* What you have to do
Type the records out again in full, exactly.

* Materials provided
———

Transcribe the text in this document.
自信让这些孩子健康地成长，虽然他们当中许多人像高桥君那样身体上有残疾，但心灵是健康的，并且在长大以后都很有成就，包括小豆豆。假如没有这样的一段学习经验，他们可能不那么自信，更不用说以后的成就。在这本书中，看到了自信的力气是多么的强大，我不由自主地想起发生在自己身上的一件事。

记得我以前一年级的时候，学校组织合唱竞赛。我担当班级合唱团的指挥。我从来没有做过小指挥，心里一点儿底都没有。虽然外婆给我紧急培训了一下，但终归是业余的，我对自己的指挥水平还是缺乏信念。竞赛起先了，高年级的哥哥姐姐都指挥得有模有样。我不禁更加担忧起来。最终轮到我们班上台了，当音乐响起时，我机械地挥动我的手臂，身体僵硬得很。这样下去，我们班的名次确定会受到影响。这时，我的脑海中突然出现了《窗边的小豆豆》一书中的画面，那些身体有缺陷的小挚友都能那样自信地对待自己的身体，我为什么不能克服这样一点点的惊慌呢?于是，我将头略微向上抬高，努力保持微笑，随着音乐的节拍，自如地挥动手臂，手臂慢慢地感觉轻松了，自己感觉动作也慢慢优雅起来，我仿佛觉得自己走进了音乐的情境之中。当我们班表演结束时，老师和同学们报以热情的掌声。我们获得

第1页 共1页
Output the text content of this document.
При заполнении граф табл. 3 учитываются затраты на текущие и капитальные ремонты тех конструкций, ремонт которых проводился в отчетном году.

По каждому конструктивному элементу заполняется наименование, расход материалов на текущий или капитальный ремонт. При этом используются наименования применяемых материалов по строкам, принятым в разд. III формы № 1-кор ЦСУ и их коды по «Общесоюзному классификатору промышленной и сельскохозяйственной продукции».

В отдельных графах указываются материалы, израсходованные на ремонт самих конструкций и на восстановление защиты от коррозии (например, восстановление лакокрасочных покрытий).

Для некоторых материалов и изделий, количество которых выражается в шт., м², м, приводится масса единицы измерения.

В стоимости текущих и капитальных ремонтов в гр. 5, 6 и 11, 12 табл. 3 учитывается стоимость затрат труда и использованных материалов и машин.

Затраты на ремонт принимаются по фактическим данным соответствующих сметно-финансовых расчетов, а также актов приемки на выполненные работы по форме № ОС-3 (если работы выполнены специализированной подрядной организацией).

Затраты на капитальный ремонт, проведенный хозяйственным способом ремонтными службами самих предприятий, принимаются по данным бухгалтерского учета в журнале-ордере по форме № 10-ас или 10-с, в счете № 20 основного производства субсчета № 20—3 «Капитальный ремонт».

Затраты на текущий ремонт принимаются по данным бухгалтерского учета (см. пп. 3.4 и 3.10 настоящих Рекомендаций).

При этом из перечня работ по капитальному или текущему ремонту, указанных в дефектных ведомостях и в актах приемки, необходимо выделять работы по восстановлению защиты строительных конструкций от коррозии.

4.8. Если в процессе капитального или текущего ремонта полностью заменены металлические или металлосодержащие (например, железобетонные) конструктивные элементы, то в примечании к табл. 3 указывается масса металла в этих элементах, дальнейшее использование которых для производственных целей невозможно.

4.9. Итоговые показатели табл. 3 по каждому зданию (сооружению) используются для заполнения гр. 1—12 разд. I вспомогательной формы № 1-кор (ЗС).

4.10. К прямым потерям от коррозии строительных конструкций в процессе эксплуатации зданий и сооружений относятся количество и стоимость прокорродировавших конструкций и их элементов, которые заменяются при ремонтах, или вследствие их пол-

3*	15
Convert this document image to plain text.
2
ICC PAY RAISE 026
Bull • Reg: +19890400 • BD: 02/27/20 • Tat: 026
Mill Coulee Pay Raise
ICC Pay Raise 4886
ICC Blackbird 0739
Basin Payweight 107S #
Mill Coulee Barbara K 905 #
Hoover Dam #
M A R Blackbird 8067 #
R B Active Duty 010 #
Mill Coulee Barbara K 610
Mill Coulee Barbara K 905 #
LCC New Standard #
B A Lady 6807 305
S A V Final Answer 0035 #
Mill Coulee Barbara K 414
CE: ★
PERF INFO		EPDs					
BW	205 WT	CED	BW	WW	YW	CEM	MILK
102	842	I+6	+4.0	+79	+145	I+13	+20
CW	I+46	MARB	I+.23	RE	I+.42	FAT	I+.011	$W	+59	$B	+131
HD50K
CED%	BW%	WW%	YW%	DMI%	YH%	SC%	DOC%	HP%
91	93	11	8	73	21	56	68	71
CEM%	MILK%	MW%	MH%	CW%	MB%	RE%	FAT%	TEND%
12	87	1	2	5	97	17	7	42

———

* The result
Transcribe the text in this document.
自信让这些孩子健康地成长，虽然他们当中许多人像高桥君那样身体上有残疾，但心灵是健康的，并且在长大以后都很有成就，包括小豆豆。假如没有这样的一段学习经验，他们可能不那么自信，更不用说以后的成就。在这本书中，看到了自信的力气是多么的强大，我不由自主地想起发生在自己身上的一件事。

记得我以前一年级的时候，学校组织合唱竞赛。我担当班级合唱团的指挥。我从来没有做过小指挥，心里一点儿底都没有。虽然外婆给我紧急培训了一下，但终归是业余的，我对自己的指挥水平还是缺乏信念。竞赛起先了，高年级的哥哥姐姐都指挥得有模有样。我不禁更加担忧起来。最终轮到我们班上台了，当音乐响起时，我机械地挥动我的手臂，身体僵硬得很。这样下去，我们班的名次确定会受到影响。这时，我的脑海中突然出现了《窗边的小豆豆》一书中的画面，那些身体有缺陷的小挚友都能那样自信地对待自己的身体，我为什么不能克服这样一点点的惊慌呢?于是，我将头略微向上抬高，努力保持微笑，随着音乐的节拍，自如地挥动手臂，手臂慢慢地感觉轻松了，自己感觉动作也慢慢优雅起来，我仿佛觉得自己走进了音乐的情境之中。当我们班表演结束时，老师和同学们报以热情的掌声。我们获得

第1页 共1页
Output the text content of this document.
При заполнении граф табл. 3 учитываются затраты на текущие и капитальные ремонты тех конструкций, ремонт которых проводился в отчетном году.

По каждому конструктивному элементу заполняется наименование, расход материалов на текущий или капитальный ремонт. При этом используются наименования применяемых материалов по строкам, принятым в разд. III формы № 1-кор ЦСУ и их коды по «Общесоюзному классификатору промышленной и сельскохозяйственной продукции».

В отдельных графах указываются материалы, израсходованные на ремонт самих конструкций и на восстановление защиты от коррозии (например, восстановление лакокрасочных покрытий).

Для некоторых материалов и изделий, количество которых выражается в шт., м², м, приводится масса единицы измерения.

В стоимости текущих и капитальных ремонтов в гр. 5, 6 и 11, 12 табл. 3 учитывается стоимость затрат труда и использованных материалов и машин.

Затраты на ремонт принимаются по фактическим данным соответствующих сметно-финансовых расчетов, а также актов приемки на выполненные работы по форме № ОС-3 (если работы выполнены специализированной подрядной организацией).

Затраты на капитальный ремонт, проведенный хозяйственным способом ремонтными службами самих предприятий, принимаются по данным бухгалтерского учета в журнале-ордере по форме № 10-ас или 10-с, в счете № 20 основного производства субсчета № 20—3 «Капитальный ремонт».

Затраты на текущий ремонт принимаются по данным бухгалтерского учета (см. пп. 3.4 и 3.10 настоящих Рекомендаций).

При этом из перечня работ по капитальному или текущему ремонту, указанных в дефектных ведомостях и в актах приемки, необходимо выделять работы по восстановлению защиты строительных конструкций от коррозии.

4.8. Если в процессе капитального или текущего ремонта полностью заменены металлические или металлосодержащие (например, железобетонные) конструктивные элементы, то в примечании к табл. 3 указывается масса металла в этих элементах, дальнейшее использование которых для производственных целей невозможно.

4.9. Итоговые показатели табл. 3 по каждому зданию (сооружению) используются для заполнения гр. 1—12 разд. I вспомогательной формы № 1-кор (ЗС).

4.10. К прямым потерям от коррозии строительных конструкций в процессе эксплуатации зданий и сооружений относятся количество и стоимость прокорродировавших конструкций и их элементов, которые заменяются при ремонтах, или вследствие их пол-

3*	15
Convert this document image to plain text.
2
ICC PAY RAISE 026
Bull • Reg: +19890400 • BD: 02/27/20 • Tat: 026
Mill Coulee Pay Raise
ICC Pay Raise 4886
ICC Blackbird 0739
Basin Payweight 107S #
Mill Coulee Barbara K 905 #
Hoover Dam #
M A R Blackbird 8067 #
R B Active Duty 010 #
Mill Coulee Barbara K 610
Mill Coulee Barbara K 905 #
LCC New Standard #
B A Lady 6807 305
S A V Final Answer 0035 #
Mill Coulee Barbara K 414
CE: ★
PERF INFO		EPDs					
BW	205 WT	CED	BW	WW	YW	CEM	MILK
102	842	I+6	+4.0	+79	+145	I+13	+20
CW	I+46	MARB	I+.23	RE	I+.42	FAT	I+.011	$W	+59	$B	+131
HD50K
CED%	BW%	WW%	YW%	DMI%	YH%	SC%	DOC%	HP%
91	93	11	8	73	21	56	68	71
CEM%	MILK%	MW%	MH%	CW%	MB%	RE%	FAT%	TEND%
12	87	1	2	5	97	17	7	42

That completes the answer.